### Job
Render every entry verbatim.

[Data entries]
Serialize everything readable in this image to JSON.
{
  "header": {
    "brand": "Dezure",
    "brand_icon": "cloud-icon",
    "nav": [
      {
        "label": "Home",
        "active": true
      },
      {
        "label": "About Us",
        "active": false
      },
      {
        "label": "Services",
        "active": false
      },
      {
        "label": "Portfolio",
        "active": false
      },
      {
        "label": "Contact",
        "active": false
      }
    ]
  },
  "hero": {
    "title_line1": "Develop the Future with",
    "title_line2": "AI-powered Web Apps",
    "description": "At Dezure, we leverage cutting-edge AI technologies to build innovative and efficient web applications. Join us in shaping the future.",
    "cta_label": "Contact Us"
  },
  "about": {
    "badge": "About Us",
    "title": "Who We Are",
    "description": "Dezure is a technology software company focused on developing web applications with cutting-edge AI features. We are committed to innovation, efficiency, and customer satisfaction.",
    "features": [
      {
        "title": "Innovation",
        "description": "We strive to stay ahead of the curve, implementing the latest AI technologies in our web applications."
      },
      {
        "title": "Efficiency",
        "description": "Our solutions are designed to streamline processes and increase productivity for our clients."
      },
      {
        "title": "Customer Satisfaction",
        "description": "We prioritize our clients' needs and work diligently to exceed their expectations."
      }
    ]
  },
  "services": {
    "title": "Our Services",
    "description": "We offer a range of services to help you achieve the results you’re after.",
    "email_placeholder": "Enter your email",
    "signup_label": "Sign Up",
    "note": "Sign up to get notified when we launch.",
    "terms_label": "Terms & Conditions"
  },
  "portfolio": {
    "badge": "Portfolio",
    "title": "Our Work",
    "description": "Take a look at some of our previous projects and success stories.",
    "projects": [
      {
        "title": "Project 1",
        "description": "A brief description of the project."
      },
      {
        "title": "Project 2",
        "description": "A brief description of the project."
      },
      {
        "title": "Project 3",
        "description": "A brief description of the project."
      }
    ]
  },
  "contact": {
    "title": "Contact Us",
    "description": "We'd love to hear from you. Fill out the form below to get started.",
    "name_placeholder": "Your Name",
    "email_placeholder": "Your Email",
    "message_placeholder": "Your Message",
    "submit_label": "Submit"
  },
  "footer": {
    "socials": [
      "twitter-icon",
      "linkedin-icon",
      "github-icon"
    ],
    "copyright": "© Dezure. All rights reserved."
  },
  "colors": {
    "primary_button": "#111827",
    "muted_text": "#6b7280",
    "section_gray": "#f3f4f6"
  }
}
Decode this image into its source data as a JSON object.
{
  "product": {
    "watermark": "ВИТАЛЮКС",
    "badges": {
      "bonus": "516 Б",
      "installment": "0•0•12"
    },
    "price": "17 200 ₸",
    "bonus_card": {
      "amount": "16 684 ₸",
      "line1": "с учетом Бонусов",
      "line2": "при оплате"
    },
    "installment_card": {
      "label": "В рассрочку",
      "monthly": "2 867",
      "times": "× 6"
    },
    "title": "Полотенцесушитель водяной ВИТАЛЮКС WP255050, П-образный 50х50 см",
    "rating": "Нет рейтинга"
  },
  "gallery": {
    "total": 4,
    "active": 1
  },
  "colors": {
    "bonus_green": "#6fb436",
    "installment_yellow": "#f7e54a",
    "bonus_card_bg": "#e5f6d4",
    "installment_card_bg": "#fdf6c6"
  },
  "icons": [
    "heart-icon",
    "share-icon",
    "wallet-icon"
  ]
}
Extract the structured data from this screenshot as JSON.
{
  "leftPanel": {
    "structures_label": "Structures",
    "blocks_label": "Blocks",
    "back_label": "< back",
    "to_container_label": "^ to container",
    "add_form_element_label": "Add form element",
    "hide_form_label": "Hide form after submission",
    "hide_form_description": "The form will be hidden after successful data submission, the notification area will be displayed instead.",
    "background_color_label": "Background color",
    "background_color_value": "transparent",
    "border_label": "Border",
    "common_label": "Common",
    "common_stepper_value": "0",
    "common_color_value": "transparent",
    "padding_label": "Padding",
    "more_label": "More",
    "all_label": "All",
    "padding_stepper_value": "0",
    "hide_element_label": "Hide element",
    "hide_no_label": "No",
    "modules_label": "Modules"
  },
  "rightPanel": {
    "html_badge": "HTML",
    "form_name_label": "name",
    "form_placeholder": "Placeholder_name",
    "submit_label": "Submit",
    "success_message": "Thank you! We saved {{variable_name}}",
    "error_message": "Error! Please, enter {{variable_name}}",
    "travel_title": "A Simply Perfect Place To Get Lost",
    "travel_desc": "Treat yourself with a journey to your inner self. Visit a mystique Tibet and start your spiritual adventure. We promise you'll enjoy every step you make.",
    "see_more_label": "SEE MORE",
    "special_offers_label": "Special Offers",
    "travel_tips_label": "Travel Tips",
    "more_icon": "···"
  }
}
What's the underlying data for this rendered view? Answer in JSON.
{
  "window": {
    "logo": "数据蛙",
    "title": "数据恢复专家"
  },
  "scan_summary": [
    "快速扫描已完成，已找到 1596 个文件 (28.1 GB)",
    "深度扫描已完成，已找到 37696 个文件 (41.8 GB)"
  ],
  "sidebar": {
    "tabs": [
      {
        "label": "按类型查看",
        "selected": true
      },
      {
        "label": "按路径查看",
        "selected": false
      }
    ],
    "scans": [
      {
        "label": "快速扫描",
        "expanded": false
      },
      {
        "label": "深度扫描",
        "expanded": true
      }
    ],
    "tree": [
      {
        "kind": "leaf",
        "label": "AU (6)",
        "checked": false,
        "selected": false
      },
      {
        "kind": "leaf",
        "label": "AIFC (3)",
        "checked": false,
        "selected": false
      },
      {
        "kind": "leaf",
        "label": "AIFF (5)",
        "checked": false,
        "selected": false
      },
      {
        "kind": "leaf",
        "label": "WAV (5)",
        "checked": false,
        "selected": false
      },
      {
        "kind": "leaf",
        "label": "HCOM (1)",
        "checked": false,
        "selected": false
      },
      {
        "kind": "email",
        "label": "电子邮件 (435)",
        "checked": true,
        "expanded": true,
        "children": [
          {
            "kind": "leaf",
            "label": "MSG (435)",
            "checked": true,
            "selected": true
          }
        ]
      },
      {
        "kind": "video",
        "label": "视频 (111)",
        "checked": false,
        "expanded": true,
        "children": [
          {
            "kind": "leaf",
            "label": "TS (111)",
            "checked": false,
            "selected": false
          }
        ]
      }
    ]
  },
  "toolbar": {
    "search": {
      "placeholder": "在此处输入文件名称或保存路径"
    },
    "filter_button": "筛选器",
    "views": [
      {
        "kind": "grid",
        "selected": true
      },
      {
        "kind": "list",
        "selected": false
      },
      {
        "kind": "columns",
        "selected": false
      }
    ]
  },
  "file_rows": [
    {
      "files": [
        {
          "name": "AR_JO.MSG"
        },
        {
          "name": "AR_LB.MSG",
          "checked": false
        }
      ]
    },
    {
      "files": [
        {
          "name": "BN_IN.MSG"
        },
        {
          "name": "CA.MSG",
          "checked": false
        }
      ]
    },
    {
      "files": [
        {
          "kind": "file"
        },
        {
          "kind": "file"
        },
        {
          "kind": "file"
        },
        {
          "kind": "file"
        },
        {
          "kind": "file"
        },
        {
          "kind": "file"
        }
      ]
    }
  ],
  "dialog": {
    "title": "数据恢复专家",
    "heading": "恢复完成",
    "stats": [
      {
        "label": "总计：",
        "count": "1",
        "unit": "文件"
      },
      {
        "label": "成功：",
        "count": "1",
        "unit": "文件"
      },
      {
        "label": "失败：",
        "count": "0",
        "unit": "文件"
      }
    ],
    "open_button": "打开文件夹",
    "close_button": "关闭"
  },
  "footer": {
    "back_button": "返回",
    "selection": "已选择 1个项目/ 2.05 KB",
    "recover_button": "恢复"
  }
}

### Exercise response
Serialize everything readable in this image to JSON.
{
  "header": {
    "brand": "Dezure",
    "brand_icon": "cloud-icon",
    "nav": [
      {
        "label": "Home",
        "active": true
      },
      {
        "label": "About Us",
        "active": false
      },
      {
        "label": "Services",
        "active": false
      },
      {
        "label": "Portfolio",
        "active": false
      },
      {
        "label": "Contact",
        "active": false
      }
    ]
  },
  "hero": {
    "title_line1": "Develop the Future with",
    "title_line2": "AI-powered Web Apps",
    "description": "At Dezure, we leverage cutting-edge AI technologies to build innovative and efficient web applications. Join us in shaping the future.",
    "cta_label": "Contact Us"
  },
  "about": {
    "badge": "About Us",
    "title": "Who We Are",
    "description": "Dezure is a technology software company focused on developing web applications with cutting-edge AI features. We are committed to innovation, efficiency, and customer satisfaction.",
    "features": [
      {
        "title": "Innovation",
        "description": "We strive to stay ahead of the curve, implementing the latest AI technologies in our web applications."
      },
      {
        "title": "Efficiency",
        "description": "Our solutions are designed to streamline processes and increase productivity for our clients."
      },
      {
        "title": "Customer Satisfaction",
        "description": "We prioritize our clients' needs and work diligently to exceed their expectations."
      }
    ]
  },
  "services": {
    "title": "Our Services",
    "description": "We offer a range of services to help you achieve the results you’re after.",
    "email_placeholder": "Enter your email",
    "signup_label": "Sign Up",
    "note": "Sign up to get notified when we launch.",
    "terms_label": "Terms & Conditions"
  },
  "portfolio": {
    "badge": "Portfolio",
    "title": "Our Work",
    "description": "Take a look at some of our previous projects and success stories.",
    "projects": [
      {
        "title": "Project 1",
        "description": "A brief description of the project."
      },
      {
        "title": "Project 2",
        "description": "A brief description of the project."
      },
      {
        "title": "Project 3",
        "description": "A brief description of the project."
      }
    ]
  },
  "contact": {
    "title": "Contact Us",
    "description": "We'd love to hear from you. Fill out the form below to get started.",
    "name_placeholder": "Your Name",
    "email_placeholder": "Your Email",
    "message_placeholder": "Your Message",
    "submit_label": "Submit"
  },
  "footer": {
    "socials": [
      "twitter-icon",
      "linkedin-icon",
      "github-icon"
    ],
    "copyright": "© Dezure. All rights reserved."
  },
  "colors": {
    "primary_button": "#111827",
    "muted_text": "#6b7280",
    "section_gray": "#f3f4f6"
  }
}
Decode this image into its source data as a JSON object.
{
  "product": {
    "watermark": "ВИТАЛЮКС",
    "badges": {
      "bonus": "516 Б",
      "installment": "0•0•12"
    },
    "price": "17 200 ₸",
    "bonus_card": {
      "amount": "16 684 ₸",
      "line1": "с учетом Бонусов",
      "line2": "при оплате"
    },
    "installment_card": {
      "label": "В рассрочку",
      "monthly": "2 867",
      "times": "× 6"
    },
    "title": "Полотенцесушитель водяной ВИТАЛЮКС WP255050, П-образный 50х50 см",
    "rating": "Нет рейтинга"
  },
  "gallery": {
    "total": 4,
    "active": 1
  },
  "colors": {
    "bonus_green": "#6fb436",
    "installment_yellow": "#f7e54a",
    "bonus_card_bg": "#e5f6d4",
    "installment_card_bg": "#fdf6c6"
  },
  "icons": [
    "heart-icon",
    "share-icon",
    "wallet-icon"
  ]
}
Extract the structured data from this screenshot as JSON.
{
  "leftPanel": {
    "structures_label": "Structures",
    "blocks_label": "Blocks",
    "back_label": "< back",
    "to_container_label": "^ to container",
    "add_form_element_label": "Add form element",
    "hide_form_label": "Hide form after submission",
    "hide_form_description": "The form will be hidden after successful data submission, the notification area will be displayed instead.",
    "background_color_label": "Background color",
    "background_color_value": "transparent",
    "border_label": "Border",
    "common_label": "Common",
    "common_stepper_value": "0",
    "common_color_value": "transparent",
    "padding_label": "Padding",
    "more_label": "More",
    "all_label": "All",
    "padding_stepper_value": "0",
    "hide_element_label": "Hide element",
    "hide_no_label": "No",
    "modules_label": "Modules"
  },
  "rightPanel": {
    "html_badge": "HTML",
    "form_name_label": "name",
    "form_placeholder": "Placeholder_name",
    "submit_label": "Submit",
    "success_message": "Thank you! We saved {{variable_name}}",
    "error_message": "Error! Please, enter {{variable_name}}",
    "travel_title": "A Simply Perfect Place To Get Lost",
    "travel_desc": "Treat yourself with a journey to your inner self. Visit a mystique Tibet and start your spiritual adventure. We promise you'll enjoy every step you make.",
    "see_more_label": "SEE MORE",
    "special_offers_label": "Special Offers",
    "travel_tips_label": "Travel Tips",
    "more_icon": "···"
  }
}
What's the underlying data for this rendered view? Answer in JSON.
{
  "window": {
    "logo": "数据蛙",
    "title": "数据恢复专家"
  },
  "scan_summary": [
    "快速扫描已完成，已找到 1596 个文件 (28.1 GB)",
    "深度扫描已完成，已找到 37696 个文件 (41.8 GB)"
  ],
  "sidebar": {
    "tabs": [
      {
        "label": "按类型查看",
        "selected": true
      },
      {
        "label": "按路径查看",
        "selected": false
      }
    ],
    "scans": [
      {
        "label": "快速扫描",
        "expanded": false
      },
      {
        "label": "深度扫描",
        "expanded": true
      }
    ],
    "tree": [
      {
        "kind": "leaf",
        "label": "AU (6)",
        "checked": false,
        "selected": false
      },
      {
        "kind": "leaf",
        "label": "AIFC (3)",
        "checked": false,
        "selected": false
      },
      {
        "kind": "leaf",
        "label": "AIFF (5)",
        "checked": false,
        "selected": false
      },
      {
        "kind": "leaf",
        "label": "WAV (5)",
        "checked": false,
        "selected": false
      },
      {
        "kind": "leaf",
        "label": "HCOM (1)",
        "checked": false,
        "selected": false
      },
      {
        "kind": "email",
        "label": "电子邮件 (435)",
        "checked": true,
        "expanded": true,
        "children": [
          {
            "kind": "leaf",
            "label": "MSG (435)",
            "checked": true,
            "selected": true
          }
        ]
      },
      {
        "kind": "video",
        "label": "视频 (111)",
        "checked": false,
        "expanded": true,
        "children": [
          {
            "kind": "leaf",
            "label": "TS (111)",
            "checked": false,
            "selected": false
          }
        ]
      }
    ]
  },
  "toolbar": {
    "search": {
      "placeholder": "在此处输入文件名称或保存路径"
    },
    "filter_button": "筛选器",
    "views": [
      {
        "kind": "grid",
        "selected": true
      },
      {
        "kind": "list",
        "selected": false
      },
      {
        "kind": "columns",
        "selected": false
      }
    ]
  },
  "file_rows": [
    {
      "files": [
        {
          "name": "AR_JO.MSG"
        },
        {
          "name": "AR_LB.MSG",
          "checked": false
        }
      ]
    },
    {
      "files": [
        {
          "name": "BN_IN.MSG"
        },
        {
          "name": "CA.MSG",
          "checked": false
        }
      ]
    },
    {
      "files": [
        {
          "kind": "file"
        },
        {
          "kind": "file"
        },
        {
          "kind": "file"
        },
        {
          "kind": "file"
        },
        {
          "kind": "file"
        },
        {
          "kind": "file"
        }
      ]
    }
  ],
  "dialog": {
    "title": "数据恢复专家",
    "heading": "恢复完成",
    "stats": [
      {
        "label": "总计：",
        "count": "1",
        "unit": "文件"
      },
      {
        "label": "成功：",
        "count": "1",
        "unit": "文件"
      },
      {
        "label": "失败：",
        "count": "0",
        "unit": "文件"
      }
    ],
    "open_button": "打开文件夹",
    "close_button": "关闭"
  },
  "footer": {
    "back_button": "返回",
    "selection": "已选择 1个项目/ 2.05 KB",
    "recover_button": "恢复"
  }
}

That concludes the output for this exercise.